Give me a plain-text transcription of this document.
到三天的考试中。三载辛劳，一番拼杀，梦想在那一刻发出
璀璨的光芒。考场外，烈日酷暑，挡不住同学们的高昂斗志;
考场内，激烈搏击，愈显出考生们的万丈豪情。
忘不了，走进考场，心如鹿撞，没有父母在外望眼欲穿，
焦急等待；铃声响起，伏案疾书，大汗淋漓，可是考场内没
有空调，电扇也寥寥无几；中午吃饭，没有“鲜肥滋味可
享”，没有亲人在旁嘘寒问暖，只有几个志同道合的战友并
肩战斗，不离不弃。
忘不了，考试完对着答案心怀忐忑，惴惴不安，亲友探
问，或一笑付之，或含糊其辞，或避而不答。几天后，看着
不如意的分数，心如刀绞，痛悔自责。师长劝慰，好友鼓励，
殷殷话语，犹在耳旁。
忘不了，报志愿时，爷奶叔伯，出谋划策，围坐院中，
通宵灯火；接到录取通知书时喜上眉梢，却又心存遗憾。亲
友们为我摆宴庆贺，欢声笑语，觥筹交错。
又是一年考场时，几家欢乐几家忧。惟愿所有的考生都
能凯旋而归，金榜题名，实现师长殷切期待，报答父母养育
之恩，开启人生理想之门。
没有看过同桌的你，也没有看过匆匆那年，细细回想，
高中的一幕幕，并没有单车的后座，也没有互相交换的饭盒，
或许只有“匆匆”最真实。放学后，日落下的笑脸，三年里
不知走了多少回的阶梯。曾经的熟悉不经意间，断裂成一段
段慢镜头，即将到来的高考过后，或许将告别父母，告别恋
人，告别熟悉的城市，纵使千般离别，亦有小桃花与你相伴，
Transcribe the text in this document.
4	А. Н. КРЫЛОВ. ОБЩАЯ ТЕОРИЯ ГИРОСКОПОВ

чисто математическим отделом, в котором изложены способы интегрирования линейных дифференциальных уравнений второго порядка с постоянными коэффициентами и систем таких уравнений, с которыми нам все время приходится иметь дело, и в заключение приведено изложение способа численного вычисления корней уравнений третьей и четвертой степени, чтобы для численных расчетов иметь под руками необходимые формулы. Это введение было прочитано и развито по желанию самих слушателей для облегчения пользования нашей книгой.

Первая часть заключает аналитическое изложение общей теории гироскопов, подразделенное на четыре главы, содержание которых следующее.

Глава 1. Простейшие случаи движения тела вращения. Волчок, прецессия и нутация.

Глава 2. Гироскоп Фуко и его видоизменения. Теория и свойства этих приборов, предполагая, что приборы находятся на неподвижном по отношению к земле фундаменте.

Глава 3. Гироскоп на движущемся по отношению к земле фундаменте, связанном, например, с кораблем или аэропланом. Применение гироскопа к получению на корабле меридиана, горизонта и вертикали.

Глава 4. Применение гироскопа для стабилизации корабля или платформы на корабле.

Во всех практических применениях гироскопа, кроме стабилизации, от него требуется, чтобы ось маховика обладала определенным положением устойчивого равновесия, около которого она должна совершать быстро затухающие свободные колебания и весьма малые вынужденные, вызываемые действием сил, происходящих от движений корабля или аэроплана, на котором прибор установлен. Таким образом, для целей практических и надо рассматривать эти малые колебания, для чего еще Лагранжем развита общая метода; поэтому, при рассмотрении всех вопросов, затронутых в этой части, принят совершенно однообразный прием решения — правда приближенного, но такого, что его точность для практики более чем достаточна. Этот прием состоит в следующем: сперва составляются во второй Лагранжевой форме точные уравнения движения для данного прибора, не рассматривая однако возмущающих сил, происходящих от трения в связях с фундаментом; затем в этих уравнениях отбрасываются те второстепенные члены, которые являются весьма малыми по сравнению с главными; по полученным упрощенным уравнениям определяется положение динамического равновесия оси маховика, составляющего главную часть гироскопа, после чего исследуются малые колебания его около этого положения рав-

→ **Exercise brief**
Copy every line of the material in which the word "text" occurs.

→ **The output**
Give me a plain-text transcription of this document.
Transcribe the text in this document.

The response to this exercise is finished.